━━━━━ Dataset records
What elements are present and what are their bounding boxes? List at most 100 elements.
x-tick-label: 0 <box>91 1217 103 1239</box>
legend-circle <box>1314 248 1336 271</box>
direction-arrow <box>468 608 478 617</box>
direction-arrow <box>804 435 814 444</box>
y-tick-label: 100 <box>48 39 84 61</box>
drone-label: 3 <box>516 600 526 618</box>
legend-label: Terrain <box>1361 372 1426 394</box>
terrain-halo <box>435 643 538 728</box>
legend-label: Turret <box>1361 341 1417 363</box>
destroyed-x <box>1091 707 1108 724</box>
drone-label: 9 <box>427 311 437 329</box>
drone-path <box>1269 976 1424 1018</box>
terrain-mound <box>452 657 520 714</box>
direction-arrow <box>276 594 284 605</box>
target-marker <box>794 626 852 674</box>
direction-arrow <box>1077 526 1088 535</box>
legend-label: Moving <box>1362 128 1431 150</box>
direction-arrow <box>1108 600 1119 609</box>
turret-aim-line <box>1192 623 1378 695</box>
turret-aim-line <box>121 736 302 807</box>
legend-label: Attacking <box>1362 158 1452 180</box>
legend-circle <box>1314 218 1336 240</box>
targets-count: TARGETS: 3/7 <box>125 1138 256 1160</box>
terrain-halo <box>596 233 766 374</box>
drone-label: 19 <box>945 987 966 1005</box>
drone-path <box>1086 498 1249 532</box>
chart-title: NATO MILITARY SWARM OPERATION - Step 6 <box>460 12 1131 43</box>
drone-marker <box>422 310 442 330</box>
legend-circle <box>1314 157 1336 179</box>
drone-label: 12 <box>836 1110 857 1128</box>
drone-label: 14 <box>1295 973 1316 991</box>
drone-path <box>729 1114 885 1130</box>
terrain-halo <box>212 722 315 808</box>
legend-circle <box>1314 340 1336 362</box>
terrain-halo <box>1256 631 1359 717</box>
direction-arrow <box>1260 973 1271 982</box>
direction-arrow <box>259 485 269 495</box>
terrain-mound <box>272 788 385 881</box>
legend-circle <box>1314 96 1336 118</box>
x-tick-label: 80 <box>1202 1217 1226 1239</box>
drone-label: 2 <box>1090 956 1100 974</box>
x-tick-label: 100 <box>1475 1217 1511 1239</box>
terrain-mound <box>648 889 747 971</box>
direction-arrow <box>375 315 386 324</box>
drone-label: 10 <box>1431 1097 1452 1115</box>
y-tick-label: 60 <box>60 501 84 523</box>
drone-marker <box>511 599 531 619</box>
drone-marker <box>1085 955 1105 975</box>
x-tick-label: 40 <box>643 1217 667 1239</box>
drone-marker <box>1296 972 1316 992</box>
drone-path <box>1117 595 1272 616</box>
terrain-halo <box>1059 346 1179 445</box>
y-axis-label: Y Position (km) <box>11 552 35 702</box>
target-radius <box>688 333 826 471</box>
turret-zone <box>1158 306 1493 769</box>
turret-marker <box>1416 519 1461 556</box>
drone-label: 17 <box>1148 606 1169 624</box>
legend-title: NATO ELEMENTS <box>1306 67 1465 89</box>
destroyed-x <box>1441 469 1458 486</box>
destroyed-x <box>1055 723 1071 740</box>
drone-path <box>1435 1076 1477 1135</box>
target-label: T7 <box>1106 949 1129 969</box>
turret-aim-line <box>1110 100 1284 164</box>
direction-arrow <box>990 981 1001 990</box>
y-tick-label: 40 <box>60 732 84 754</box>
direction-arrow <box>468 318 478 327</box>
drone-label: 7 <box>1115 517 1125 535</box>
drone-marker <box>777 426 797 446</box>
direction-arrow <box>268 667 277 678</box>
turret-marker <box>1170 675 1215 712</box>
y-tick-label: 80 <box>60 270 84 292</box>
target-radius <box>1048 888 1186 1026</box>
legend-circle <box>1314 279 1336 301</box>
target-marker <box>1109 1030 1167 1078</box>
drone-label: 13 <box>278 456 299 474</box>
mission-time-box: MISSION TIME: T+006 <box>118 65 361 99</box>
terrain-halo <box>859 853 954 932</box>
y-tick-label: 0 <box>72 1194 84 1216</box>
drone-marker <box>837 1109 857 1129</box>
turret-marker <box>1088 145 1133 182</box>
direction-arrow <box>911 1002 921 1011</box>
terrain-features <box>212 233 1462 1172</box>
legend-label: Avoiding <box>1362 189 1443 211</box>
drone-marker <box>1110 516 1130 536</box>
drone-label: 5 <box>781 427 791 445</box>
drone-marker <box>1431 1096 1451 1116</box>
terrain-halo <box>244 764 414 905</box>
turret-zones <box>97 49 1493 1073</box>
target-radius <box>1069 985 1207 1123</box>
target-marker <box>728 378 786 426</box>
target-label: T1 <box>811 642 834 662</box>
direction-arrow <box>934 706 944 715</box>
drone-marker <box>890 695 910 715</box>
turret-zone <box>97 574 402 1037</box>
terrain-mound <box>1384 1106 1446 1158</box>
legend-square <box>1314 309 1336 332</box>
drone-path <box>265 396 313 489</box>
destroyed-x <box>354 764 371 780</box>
━━━━━━━━━━
Stated task:
Reproduce every line of the material above in its original order, changing nothing.

Complete answer:
What elements are present and what are their bounding boxes? List at most 100 elements.
x-tick-label: 0 <box>91 1217 103 1239</box>
legend-circle <box>1314 248 1336 271</box>
direction-arrow <box>468 608 478 617</box>
direction-arrow <box>804 435 814 444</box>
y-tick-label: 100 <box>48 39 84 61</box>
drone-label: 3 <box>516 600 526 618</box>
legend-label: Terrain <box>1361 372 1426 394</box>
terrain-halo <box>435 643 538 728</box>
legend-label: Turret <box>1361 341 1417 363</box>
destroyed-x <box>1091 707 1108 724</box>
drone-label: 9 <box>427 311 437 329</box>
drone-path <box>1269 976 1424 1018</box>
terrain-mound <box>452 657 520 714</box>
direction-arrow <box>276 594 284 605</box>
target-marker <box>794 626 852 674</box>
direction-arrow <box>1077 526 1088 535</box>
legend-label: Moving <box>1362 128 1431 150</box>
direction-arrow <box>1108 600 1119 609</box>
turret-aim-line <box>1192 623 1378 695</box>
turret-aim-line <box>121 736 302 807</box>
legend-label: Attacking <box>1362 158 1452 180</box>
legend-circle <box>1314 218 1336 240</box>
targets-count: TARGETS: 3/7 <box>125 1138 256 1160</box>
terrain-halo <box>596 233 766 374</box>
drone-label: 19 <box>945 987 966 1005</box>
drone-path <box>1086 498 1249 532</box>
chart-title: NATO MILITARY SWARM OPERATION - Step 6 <box>460 12 1131 43</box>
drone-marker <box>422 310 442 330</box>
legend-circle <box>1314 157 1336 179</box>
drone-label: 12 <box>836 1110 857 1128</box>
drone-label: 14 <box>1295 973 1316 991</box>
drone-path <box>729 1114 885 1130</box>
terrain-halo <box>212 722 315 808</box>
legend-circle <box>1314 340 1336 362</box>
terrain-halo <box>1256 631 1359 717</box>
direction-arrow <box>1260 973 1271 982</box>
direction-arrow <box>259 485 269 495</box>
terrain-mound <box>272 788 385 881</box>
legend-circle <box>1314 96 1336 118</box>
x-tick-label: 80 <box>1202 1217 1226 1239</box>
drone-label: 2 <box>1090 956 1100 974</box>
x-tick-label: 100 <box>1475 1217 1511 1239</box>
terrain-mound <box>648 889 747 971</box>
direction-arrow <box>375 315 386 324</box>
drone-label: 10 <box>1431 1097 1452 1115</box>
y-tick-label: 60 <box>60 501 84 523</box>
drone-marker <box>511 599 531 619</box>
drone-marker <box>1085 955 1105 975</box>
x-tick-label: 40 <box>643 1217 667 1239</box>
drone-marker <box>1296 972 1316 992</box>
drone-path <box>1117 595 1272 616</box>
terrain-halo <box>1059 346 1179 445</box>
y-axis-label: Y Position (km) <box>11 552 35 702</box>
target-radius <box>688 333 826 471</box>
turret-zone <box>1158 306 1493 769</box>
turret-marker <box>1416 519 1461 556</box>
drone-label: 17 <box>1148 606 1169 624</box>
legend-title: NATO ELEMENTS <box>1306 67 1465 89</box>
destroyed-x <box>1441 469 1458 486</box>
destroyed-x <box>1055 723 1071 740</box>
drone-path <box>1435 1076 1477 1135</box>
target-label: T7 <box>1106 949 1129 969</box>
turret-aim-line <box>1110 100 1284 164</box>
direction-arrow <box>990 981 1001 990</box>
y-tick-label: 40 <box>60 732 84 754</box>
direction-arrow <box>468 318 478 327</box>
drone-label: 7 <box>1115 517 1125 535</box>
drone-marker <box>777 426 797 446</box>
direction-arrow <box>268 667 277 678</box>
turret-marker <box>1170 675 1215 712</box>
y-tick-label: 80 <box>60 270 84 292</box>
target-radius <box>1048 888 1186 1026</box>
legend-circle <box>1314 279 1336 301</box>
target-marker <box>1109 1030 1167 1078</box>
drone-label: 13 <box>278 456 299 474</box>
mission-time-box: MISSION TIME: T+006 <box>118 65 361 99</box>
terrain-halo <box>859 853 954 932</box>
y-tick-label: 0 <box>72 1194 84 1216</box>
drone-marker <box>837 1109 857 1129</box>
turret-marker <box>1088 145 1133 182</box>
direction-arrow <box>911 1002 921 1011</box>
terrain-features <box>212 233 1462 1172</box>
legend-label: Avoiding <box>1362 189 1443 211</box>
drone-marker <box>1110 516 1130 536</box>
drone-label: 5 <box>781 427 791 445</box>
drone-marker <box>1431 1096 1451 1116</box>
terrain-halo <box>244 764 414 905</box>
turret-zones <box>97 49 1493 1073</box>
target-radius <box>1069 985 1207 1123</box>
target-marker <box>728 378 786 426</box>
target-label: T1 <box>811 642 834 662</box>
direction-arrow <box>934 706 944 715</box>
drone-marker <box>890 695 910 715</box>
turret-zone <box>97 574 402 1037</box>
terrain-mound <box>1384 1106 1446 1158</box>
legend-square <box>1314 309 1336 332</box>
drone-path <box>265 396 313 489</box>
destroyed-x <box>354 764 371 780</box>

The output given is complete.